::: RECORDS FOR THE EXERCISE :::
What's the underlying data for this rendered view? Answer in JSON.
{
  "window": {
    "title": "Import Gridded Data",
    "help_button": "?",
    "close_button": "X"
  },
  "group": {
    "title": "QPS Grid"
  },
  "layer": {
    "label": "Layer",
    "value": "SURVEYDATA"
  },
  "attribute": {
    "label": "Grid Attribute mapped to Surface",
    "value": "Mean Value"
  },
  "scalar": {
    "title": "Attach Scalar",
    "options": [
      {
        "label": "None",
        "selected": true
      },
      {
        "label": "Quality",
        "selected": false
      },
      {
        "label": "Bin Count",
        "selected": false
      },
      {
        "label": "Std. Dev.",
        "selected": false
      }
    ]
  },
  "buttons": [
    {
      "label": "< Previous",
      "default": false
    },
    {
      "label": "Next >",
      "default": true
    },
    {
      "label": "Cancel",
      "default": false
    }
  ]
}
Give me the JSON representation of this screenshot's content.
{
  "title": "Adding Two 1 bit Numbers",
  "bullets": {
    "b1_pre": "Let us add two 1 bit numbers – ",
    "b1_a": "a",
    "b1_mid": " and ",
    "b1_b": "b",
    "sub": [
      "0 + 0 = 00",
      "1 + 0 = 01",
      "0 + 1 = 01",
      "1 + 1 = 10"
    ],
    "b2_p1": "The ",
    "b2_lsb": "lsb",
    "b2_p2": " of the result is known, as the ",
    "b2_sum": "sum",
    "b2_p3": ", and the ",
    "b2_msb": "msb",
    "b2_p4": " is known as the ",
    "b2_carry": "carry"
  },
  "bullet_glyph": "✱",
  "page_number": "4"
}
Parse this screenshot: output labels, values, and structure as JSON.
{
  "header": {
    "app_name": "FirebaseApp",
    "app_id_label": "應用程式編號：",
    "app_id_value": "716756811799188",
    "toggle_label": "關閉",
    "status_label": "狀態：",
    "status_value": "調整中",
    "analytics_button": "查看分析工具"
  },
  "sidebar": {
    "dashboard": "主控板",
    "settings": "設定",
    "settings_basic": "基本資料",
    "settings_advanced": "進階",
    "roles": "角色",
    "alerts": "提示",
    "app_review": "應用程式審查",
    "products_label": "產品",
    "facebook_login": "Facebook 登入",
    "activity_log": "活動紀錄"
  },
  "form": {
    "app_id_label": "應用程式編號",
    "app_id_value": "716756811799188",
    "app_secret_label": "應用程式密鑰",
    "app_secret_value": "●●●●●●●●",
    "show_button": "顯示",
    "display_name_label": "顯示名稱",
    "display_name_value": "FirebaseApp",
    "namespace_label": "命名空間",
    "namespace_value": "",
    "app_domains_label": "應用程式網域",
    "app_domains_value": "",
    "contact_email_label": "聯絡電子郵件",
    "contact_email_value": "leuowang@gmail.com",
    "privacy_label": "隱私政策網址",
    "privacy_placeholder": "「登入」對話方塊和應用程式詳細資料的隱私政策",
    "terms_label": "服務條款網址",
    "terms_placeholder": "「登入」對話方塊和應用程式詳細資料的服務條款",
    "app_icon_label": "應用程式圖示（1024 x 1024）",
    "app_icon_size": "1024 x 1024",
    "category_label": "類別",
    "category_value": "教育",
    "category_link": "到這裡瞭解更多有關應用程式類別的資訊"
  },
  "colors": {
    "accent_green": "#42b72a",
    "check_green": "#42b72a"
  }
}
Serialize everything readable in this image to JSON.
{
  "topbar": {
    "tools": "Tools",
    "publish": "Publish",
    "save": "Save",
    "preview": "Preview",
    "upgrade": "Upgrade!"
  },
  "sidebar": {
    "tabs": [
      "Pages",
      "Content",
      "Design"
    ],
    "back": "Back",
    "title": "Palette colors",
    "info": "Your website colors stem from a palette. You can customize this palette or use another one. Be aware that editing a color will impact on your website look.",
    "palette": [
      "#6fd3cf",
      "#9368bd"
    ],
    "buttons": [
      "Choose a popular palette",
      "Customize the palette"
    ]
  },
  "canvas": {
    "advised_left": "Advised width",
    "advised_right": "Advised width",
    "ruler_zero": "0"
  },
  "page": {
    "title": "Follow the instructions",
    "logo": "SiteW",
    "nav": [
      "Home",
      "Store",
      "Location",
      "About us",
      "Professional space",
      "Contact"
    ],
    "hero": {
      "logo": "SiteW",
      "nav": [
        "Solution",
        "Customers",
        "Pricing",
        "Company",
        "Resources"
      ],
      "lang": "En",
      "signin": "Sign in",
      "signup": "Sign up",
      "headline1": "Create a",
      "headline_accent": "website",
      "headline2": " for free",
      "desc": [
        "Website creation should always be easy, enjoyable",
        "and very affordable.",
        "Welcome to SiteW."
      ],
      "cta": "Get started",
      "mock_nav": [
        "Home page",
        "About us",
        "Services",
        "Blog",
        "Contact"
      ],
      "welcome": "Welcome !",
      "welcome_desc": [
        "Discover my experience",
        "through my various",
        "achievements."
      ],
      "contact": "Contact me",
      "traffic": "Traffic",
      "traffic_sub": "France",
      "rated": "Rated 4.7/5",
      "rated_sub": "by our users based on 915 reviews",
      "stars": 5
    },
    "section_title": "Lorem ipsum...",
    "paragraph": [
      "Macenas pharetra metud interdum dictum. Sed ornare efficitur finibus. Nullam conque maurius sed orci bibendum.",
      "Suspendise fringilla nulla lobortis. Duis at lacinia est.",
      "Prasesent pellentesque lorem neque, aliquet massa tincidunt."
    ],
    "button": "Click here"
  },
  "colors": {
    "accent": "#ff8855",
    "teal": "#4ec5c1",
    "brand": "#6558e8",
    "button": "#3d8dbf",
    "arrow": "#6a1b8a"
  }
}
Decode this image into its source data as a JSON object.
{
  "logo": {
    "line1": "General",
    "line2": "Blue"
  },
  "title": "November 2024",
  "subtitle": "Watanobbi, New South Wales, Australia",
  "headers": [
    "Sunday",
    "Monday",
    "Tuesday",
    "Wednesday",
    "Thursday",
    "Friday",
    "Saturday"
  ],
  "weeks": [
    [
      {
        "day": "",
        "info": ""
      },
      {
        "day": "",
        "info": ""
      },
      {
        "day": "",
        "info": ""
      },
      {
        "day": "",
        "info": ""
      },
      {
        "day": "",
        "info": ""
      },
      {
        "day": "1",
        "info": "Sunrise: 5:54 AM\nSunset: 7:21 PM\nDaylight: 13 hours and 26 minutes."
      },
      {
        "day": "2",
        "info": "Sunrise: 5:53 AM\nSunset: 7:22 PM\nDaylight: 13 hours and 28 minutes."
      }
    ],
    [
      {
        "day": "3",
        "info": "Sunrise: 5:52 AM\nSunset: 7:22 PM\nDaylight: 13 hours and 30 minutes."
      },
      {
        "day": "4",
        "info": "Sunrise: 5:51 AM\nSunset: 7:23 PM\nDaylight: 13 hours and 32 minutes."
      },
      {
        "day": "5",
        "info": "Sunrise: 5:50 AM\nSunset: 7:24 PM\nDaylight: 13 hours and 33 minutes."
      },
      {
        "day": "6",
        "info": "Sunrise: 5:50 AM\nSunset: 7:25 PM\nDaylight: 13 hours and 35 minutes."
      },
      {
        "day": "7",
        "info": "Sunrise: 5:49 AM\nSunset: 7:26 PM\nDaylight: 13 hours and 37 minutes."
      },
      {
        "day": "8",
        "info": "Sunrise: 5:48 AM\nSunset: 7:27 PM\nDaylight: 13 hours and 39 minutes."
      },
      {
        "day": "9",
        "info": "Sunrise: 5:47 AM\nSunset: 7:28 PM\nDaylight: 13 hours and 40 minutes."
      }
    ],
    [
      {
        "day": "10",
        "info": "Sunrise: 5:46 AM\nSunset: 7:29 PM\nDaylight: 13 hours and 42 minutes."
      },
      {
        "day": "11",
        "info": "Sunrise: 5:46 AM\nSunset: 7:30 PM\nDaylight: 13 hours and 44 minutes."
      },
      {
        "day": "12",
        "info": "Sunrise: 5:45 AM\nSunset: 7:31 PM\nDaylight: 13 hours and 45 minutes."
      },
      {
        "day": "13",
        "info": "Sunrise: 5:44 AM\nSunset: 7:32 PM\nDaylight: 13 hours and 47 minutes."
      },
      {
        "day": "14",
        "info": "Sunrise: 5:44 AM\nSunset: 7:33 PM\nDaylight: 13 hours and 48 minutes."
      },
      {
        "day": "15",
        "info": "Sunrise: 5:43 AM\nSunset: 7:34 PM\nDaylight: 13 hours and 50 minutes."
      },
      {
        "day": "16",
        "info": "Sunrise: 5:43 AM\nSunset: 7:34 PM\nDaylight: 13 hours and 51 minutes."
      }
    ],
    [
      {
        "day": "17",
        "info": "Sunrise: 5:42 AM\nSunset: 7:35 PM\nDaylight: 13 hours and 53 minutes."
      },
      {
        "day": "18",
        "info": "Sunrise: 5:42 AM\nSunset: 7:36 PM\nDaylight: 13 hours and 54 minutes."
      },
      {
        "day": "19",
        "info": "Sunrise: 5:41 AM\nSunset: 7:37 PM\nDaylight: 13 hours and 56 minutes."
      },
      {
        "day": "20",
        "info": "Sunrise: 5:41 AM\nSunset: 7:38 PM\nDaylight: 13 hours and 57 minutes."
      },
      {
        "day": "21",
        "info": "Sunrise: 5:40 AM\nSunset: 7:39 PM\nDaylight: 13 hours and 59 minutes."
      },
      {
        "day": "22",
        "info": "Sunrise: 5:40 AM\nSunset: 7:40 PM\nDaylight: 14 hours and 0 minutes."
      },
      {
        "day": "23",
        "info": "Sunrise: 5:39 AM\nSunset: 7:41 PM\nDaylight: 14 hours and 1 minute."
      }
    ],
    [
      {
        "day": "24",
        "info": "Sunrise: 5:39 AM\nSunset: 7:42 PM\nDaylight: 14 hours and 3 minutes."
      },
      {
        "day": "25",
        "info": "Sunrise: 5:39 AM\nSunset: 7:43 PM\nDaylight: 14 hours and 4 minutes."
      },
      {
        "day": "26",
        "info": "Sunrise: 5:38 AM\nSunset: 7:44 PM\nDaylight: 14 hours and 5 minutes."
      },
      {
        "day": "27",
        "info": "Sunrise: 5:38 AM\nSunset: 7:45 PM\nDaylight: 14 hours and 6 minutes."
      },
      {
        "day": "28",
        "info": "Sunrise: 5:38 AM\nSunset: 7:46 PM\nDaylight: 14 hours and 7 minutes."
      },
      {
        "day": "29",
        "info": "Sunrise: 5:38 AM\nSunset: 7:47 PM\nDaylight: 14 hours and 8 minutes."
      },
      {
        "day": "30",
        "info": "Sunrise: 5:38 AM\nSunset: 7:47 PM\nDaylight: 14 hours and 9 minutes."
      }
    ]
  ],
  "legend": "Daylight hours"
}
:::
● EXERCISE GOAL:
Nothing but a number is needed here: how many lines hold the string "screenshot"?

● TASK RESPONSE:
2